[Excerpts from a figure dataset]
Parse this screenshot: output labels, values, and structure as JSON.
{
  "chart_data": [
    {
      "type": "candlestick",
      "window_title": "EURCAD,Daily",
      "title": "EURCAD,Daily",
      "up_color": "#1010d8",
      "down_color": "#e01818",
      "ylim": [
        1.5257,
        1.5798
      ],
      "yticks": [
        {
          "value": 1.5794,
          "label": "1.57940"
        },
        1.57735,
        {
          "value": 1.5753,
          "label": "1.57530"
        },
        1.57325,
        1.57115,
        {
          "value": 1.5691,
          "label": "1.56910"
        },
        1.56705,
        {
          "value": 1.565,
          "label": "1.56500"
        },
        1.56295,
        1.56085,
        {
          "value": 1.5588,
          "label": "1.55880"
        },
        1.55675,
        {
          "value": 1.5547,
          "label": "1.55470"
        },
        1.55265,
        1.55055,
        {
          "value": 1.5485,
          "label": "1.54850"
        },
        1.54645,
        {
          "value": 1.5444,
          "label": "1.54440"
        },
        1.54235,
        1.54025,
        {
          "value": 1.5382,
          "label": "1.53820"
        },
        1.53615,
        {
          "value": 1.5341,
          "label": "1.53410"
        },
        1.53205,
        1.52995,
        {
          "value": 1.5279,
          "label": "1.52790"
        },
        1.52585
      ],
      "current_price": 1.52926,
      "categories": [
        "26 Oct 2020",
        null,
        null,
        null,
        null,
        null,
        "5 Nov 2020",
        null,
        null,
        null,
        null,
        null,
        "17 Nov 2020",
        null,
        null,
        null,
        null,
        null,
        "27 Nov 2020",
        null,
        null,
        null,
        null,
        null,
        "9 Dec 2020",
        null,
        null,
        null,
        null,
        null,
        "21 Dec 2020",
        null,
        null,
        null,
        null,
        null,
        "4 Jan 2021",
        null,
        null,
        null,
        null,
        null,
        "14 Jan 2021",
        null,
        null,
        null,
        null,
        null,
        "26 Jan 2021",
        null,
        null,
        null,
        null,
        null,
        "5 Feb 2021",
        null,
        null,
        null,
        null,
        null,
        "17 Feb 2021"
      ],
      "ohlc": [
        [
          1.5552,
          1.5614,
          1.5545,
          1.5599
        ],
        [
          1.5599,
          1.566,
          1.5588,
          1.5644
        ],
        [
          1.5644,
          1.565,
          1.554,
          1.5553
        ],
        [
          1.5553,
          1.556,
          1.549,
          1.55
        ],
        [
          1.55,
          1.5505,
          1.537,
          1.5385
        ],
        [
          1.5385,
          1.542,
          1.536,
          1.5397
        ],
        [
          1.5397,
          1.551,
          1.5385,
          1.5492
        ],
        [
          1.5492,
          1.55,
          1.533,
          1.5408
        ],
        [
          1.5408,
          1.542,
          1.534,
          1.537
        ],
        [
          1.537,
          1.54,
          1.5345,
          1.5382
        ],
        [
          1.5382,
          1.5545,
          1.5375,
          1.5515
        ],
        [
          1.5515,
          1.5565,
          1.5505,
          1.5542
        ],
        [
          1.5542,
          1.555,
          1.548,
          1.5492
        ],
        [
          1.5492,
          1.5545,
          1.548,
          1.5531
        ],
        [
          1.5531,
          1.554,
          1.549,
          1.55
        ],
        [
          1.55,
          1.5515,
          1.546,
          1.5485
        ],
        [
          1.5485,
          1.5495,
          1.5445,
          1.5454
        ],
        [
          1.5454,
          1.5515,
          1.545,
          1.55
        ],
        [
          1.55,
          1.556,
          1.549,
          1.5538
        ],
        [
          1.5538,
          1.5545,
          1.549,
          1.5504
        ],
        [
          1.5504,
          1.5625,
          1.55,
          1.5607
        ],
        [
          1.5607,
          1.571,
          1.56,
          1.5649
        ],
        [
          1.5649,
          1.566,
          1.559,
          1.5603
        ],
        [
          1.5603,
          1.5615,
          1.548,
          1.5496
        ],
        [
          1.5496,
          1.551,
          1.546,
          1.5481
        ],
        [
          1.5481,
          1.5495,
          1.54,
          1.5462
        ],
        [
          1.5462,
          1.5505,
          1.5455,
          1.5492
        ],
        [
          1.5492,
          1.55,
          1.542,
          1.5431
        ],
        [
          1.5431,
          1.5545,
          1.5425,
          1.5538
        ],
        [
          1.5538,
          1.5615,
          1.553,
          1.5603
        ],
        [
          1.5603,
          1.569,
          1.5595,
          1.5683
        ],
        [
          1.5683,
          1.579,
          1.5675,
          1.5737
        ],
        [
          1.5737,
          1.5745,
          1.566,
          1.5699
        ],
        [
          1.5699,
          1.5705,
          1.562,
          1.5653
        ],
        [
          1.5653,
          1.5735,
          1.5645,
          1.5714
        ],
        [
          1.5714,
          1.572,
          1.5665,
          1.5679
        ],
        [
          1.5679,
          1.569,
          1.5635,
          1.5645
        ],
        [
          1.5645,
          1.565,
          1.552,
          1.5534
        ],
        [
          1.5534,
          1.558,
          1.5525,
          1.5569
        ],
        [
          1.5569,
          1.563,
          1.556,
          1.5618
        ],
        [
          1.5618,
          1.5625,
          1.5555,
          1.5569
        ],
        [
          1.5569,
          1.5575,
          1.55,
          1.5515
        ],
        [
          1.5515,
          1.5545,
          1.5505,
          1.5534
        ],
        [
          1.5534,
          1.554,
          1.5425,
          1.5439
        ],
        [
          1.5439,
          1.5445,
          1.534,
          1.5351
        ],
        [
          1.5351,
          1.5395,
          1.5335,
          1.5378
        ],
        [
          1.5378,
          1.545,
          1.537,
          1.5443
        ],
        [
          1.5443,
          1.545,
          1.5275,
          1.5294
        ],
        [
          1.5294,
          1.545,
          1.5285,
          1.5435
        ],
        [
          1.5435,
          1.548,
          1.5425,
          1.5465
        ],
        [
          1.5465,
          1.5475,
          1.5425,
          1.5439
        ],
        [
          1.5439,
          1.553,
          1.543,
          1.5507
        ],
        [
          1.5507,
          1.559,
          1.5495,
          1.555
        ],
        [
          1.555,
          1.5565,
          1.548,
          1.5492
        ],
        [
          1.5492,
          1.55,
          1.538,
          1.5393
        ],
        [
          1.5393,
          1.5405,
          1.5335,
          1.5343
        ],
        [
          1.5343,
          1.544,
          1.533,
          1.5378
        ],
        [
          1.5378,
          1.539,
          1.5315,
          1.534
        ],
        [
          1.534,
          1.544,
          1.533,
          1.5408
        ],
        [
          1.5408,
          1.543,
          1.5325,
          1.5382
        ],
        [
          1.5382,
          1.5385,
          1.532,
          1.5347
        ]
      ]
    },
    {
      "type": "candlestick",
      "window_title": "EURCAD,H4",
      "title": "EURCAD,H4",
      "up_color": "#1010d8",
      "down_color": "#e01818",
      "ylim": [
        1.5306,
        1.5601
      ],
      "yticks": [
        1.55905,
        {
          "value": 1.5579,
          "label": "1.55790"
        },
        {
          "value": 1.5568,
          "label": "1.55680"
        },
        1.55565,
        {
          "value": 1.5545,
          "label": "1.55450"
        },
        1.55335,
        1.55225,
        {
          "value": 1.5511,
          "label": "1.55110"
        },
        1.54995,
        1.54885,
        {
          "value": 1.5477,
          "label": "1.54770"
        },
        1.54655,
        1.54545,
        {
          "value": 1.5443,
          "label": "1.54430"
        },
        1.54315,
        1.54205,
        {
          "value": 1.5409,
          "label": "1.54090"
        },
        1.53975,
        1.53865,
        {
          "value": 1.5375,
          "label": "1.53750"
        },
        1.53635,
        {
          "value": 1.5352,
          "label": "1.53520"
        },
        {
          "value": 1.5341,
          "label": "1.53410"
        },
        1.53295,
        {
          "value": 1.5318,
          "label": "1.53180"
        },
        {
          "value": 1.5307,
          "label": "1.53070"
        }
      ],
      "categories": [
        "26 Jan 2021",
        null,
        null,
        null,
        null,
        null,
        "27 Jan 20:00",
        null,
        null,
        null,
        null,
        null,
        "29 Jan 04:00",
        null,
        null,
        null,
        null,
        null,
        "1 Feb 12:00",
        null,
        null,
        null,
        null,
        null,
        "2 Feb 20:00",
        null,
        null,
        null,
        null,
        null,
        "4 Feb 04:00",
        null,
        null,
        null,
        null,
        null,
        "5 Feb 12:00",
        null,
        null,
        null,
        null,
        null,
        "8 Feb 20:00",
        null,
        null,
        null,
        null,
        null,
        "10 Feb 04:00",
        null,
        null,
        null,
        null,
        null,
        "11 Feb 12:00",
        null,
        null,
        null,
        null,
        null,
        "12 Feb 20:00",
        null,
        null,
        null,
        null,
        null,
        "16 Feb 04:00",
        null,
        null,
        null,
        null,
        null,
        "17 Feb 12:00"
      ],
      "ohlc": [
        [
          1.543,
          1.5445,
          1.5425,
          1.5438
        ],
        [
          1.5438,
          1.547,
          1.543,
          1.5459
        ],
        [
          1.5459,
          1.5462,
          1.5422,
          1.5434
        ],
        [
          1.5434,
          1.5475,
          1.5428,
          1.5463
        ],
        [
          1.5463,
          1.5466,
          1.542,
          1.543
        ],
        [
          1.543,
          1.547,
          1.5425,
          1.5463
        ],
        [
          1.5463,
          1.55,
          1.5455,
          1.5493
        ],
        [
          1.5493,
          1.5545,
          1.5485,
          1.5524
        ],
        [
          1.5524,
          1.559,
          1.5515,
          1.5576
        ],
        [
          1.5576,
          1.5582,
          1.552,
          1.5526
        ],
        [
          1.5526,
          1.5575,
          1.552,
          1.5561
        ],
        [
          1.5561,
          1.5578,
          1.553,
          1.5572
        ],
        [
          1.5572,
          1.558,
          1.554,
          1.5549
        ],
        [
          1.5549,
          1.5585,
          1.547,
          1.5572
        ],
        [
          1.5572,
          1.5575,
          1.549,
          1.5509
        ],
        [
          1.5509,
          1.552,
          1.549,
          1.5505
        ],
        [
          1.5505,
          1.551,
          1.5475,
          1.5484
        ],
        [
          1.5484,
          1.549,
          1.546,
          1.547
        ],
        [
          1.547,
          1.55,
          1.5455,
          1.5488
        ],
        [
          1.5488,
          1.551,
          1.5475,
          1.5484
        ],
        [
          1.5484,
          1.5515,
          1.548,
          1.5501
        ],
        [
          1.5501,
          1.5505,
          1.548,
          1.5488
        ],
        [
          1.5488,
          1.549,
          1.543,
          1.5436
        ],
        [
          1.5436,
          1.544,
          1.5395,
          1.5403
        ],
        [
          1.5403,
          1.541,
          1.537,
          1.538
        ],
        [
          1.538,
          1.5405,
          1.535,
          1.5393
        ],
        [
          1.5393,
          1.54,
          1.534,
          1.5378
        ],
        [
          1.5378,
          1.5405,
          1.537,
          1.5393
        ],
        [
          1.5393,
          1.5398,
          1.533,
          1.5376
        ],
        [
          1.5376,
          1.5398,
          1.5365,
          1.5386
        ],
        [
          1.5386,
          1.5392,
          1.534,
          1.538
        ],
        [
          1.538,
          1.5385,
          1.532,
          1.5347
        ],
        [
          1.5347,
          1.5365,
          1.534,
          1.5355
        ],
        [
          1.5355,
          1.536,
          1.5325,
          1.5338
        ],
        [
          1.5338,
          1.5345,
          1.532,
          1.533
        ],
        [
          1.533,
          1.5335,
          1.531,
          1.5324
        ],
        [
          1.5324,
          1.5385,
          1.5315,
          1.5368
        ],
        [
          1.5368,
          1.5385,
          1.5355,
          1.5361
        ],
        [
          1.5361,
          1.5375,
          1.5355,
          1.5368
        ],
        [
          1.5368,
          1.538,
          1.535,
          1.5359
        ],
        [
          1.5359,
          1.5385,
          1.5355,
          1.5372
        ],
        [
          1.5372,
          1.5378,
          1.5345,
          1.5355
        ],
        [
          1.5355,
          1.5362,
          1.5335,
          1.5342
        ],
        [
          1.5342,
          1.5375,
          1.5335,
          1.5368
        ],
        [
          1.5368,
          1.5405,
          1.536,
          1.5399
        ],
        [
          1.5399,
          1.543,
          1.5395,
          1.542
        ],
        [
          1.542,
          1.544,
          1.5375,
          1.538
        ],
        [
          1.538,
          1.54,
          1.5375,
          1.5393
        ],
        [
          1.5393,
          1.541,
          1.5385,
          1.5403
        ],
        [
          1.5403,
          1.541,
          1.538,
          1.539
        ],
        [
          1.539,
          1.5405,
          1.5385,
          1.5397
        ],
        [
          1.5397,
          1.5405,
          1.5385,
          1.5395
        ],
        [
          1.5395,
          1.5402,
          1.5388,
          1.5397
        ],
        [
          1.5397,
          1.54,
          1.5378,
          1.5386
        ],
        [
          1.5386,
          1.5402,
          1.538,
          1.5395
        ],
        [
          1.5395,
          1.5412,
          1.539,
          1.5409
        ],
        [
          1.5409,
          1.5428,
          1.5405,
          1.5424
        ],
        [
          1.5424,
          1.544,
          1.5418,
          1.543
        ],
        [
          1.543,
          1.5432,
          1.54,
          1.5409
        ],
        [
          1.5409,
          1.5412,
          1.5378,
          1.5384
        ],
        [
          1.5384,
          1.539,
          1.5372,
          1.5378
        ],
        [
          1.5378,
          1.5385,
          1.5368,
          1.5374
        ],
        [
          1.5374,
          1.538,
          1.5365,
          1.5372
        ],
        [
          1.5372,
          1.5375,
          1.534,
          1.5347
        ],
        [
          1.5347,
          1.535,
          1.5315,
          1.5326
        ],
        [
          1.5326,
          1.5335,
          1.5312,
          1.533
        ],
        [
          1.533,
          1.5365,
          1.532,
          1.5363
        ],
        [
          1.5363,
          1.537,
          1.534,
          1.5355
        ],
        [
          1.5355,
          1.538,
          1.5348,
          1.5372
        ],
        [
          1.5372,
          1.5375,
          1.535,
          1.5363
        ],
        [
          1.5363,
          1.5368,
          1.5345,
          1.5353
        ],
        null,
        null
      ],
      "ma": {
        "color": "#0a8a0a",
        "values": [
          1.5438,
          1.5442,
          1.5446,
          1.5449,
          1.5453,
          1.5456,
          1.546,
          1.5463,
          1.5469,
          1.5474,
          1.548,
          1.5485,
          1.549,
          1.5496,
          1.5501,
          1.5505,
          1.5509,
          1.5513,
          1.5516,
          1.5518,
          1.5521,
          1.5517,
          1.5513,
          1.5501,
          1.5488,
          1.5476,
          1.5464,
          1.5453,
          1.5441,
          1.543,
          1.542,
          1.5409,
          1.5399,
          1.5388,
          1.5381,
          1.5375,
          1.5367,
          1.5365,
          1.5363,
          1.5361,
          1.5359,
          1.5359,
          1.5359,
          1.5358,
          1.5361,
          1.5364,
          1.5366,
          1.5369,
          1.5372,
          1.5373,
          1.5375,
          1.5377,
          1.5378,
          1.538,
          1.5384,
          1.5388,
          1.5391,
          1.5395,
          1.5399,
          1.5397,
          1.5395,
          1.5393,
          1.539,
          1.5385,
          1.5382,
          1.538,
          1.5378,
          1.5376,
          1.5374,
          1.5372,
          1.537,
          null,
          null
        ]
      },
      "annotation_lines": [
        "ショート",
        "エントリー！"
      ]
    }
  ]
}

> _What you will do_:
Extract all lines containing the word "Daily".

> _Result for this task_:
      "window_title": "EURCAD,Daily",
      "title": "EURCAD,Daily",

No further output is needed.